## BEGIN DATA FOR THIS EXERCISE

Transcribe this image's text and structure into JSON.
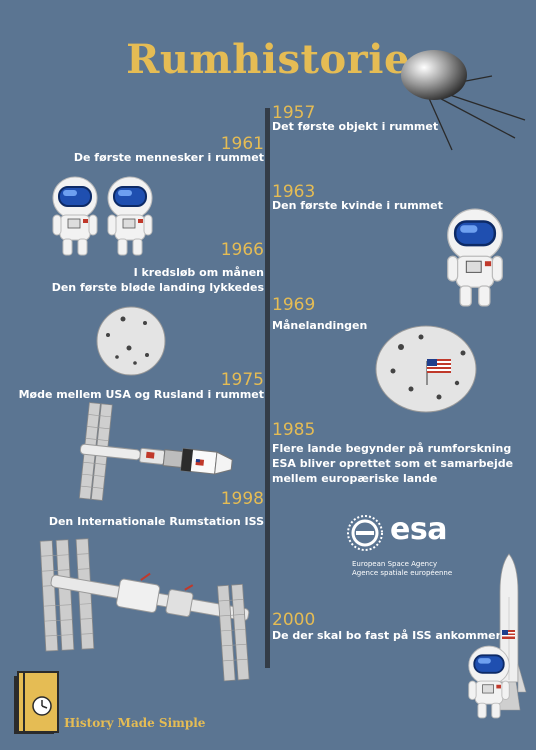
{
  "title": "Rumhistorie",
  "events": [
    {
      "year": "1957",
      "text": "Det første objekt i rummet"
    },
    {
      "year": "1961",
      "text": "De første mennesker i rummet"
    },
    {
      "year": "1963",
      "text": "Den første kvinde i rummet"
    },
    {
      "year": "1966",
      "lines": [
        "I kredsløb om månen",
        "Den første bløde landing lykkedes"
      ]
    },
    {
      "year": "1969",
      "text": "Månelandingen"
    },
    {
      "year": "1975",
      "text": "Møde mellem USA og Rusland i rummet"
    },
    {
      "year": "1985",
      "lines": [
        "Flere lande begynder på rumforskning",
        "ESA bliver oprettet som et samarbejde",
        "mellem europæriske lande"
      ]
    },
    {
      "year": "1998",
      "text": "Den Internationale Rumstation ISS"
    },
    {
      "year": "2000",
      "text": "De der skal bo fast på ISS ankommer"
    }
  ],
  "esa": {
    "wordmark": "esa",
    "line1": "European Space Agency",
    "line2": "Agence spatiale européenne"
  },
  "brand": "History Made Simple",
  "colors": {
    "background": "#5b7592",
    "accent": "#e5bc54",
    "timeline": "#333c47",
    "text": "#ffffff"
  }
}
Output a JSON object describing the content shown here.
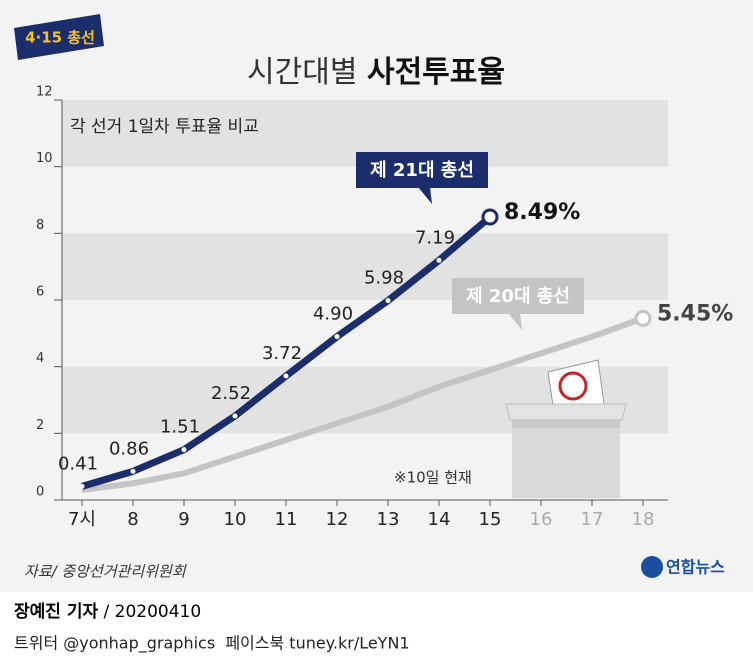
{
  "chart_data": {
    "type": "line",
    "badge": "4·15 총선",
    "title": {
      "light": "시간대별",
      "bold": "사전투표율"
    },
    "subtitle": "각 선거 1일차 투표율 비교",
    "categories": [
      "7시",
      "8",
      "9",
      "10",
      "11",
      "12",
      "13",
      "14",
      "15",
      "16",
      "17",
      "18"
    ],
    "series": [
      {
        "name": "제 21대 총선",
        "color": "#1c2d6b",
        "values": [
          0.41,
          0.86,
          1.51,
          2.52,
          3.72,
          4.9,
          5.98,
          7.19,
          8.49,
          null,
          null,
          null
        ],
        "value_labels": [
          "0.41",
          "0.86",
          "1.51",
          "2.52",
          "3.72",
          "4.90",
          "5.98",
          "7.19",
          "8.49%",
          null,
          null,
          null
        ]
      },
      {
        "name": "제 20대 총선",
        "color": "#c4c4c4",
        "values": [
          0.3,
          0.5,
          0.8,
          1.3,
          1.8,
          2.3,
          2.8,
          3.4,
          3.9,
          4.4,
          4.9,
          5.45
        ],
        "value_labels": [
          null,
          null,
          null,
          null,
          null,
          null,
          null,
          null,
          null,
          null,
          null,
          "5.45%"
        ]
      }
    ],
    "ylim": [
      0,
      12
    ],
    "yticks": [
      0,
      2,
      4,
      6,
      8,
      10,
      12
    ],
    "grid": true,
    "note": "※10일 현재",
    "source": "자료/ 중앙선거관리위원회",
    "logo": "연합뉴스",
    "byline": {
      "author": "장예진 기자",
      "date": "/ 20200410"
    },
    "social": "트위터 @yonhap_graphics  페이스북 tuney.kr/LeYN1"
  }
}
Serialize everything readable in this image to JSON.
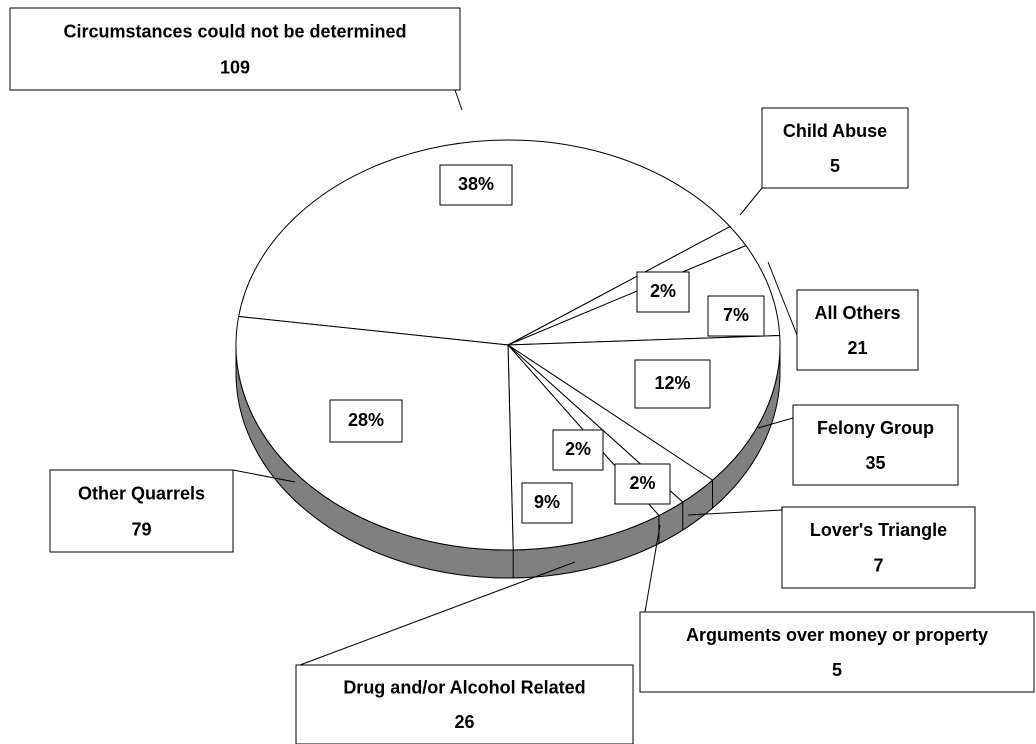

## END DATA FOR THIS EXERCISE

CHALLENGE: Will you set down the records word for word while leaving out every picture?

RESULT FOR THIS TASK:
Transcribe this image's text and structure into JSON.
{
  "title": "Rumhistorie",
  "events": [
    {
      "year": "1957",
      "text": "Det første objekt i rummet"
    },
    {
      "year": "1961",
      "text": "De første mennesker i rummet"
    },
    {
      "year": "1963",
      "text": "Den første kvinde i rummet"
    },
    {
      "year": "1966",
      "lines": [
        "I kredsløb om månen",
        "Den første bløde landing lykkedes"
      ]
    },
    {
      "year": "1969",
      "text": "Månelandingen"
    },
    {
      "year": "1975",
      "text": "Møde mellem USA og Rusland i rummet"
    },
    {
      "year": "1985",
      "lines": [
        "Flere lande begynder på rumforskning",
        "ESA bliver oprettet som et samarbejde",
        "mellem europæriske lande"
      ]
    },
    {
      "year": "1998",
      "text": "Den Internationale Rumstation ISS"
    },
    {
      "year": "2000",
      "text": "De der skal bo fast på ISS ankommer"
    }
  ],
  "esa": {
    "wordmark": "esa",
    "line1": "European Space Agency",
    "line2": "Agence spatiale européenne"
  },
  "brand": "History Made Simple",
  "colors": {
    "background": "#5b7592",
    "accent": "#e5bc54",
    "timeline": "#333c47",
    "text": "#ffffff"
  }
}
Output a JSON object describing the content shown here.
{
  "chart_data": {
    "type": "line",
    "badge": "4·15 총선",
    "title": {
      "light": "시간대별",
      "bold": "사전투표율"
    },
    "subtitle": "각 선거 1일차 투표율 비교",
    "categories": [
      "7시",
      "8",
      "9",
      "10",
      "11",
      "12",
      "13",
      "14",
      "15",
      "16",
      "17",
      "18"
    ],
    "series": [
      {
        "name": "제 21대 총선",
        "color": "#1c2d6b",
        "values": [
          0.41,
          0.86,
          1.51,
          2.52,
          3.72,
          4.9,
          5.98,
          7.19,
          8.49,
          null,
          null,
          null
        ],
        "value_labels": [
          "0.41",
          "0.86",
          "1.51",
          "2.52",
          "3.72",
          "4.90",
          "5.98",
          "7.19",
          "8.49%",
          null,
          null,
          null
        ]
      },
      {
        "name": "제 20대 총선",
        "color": "#c4c4c4",
        "values": [
          0.3,
          0.5,
          0.8,
          1.3,
          1.8,
          2.3,
          2.8,
          3.4,
          3.9,
          4.4,
          4.9,
          5.45
        ],
        "value_labels": [
          null,
          null,
          null,
          null,
          null,
          null,
          null,
          null,
          null,
          null,
          null,
          "5.45%"
        ]
      }
    ],
    "ylim": [
      0,
      12
    ],
    "yticks": [
      0,
      2,
      4,
      6,
      8,
      10,
      12
    ],
    "grid": true,
    "note": "※10일 현재",
    "source": "자료/ 중앙선거관리위원회",
    "logo": "연합뉴스",
    "byline": {
      "author": "장예진 기자",
      "date": "/ 20200410"
    },
    "social": "트위터 @yonhap_graphics  페이스북 tuney.kr/LeYN1"
  }
}
Serialize everything readable in this image to JSON.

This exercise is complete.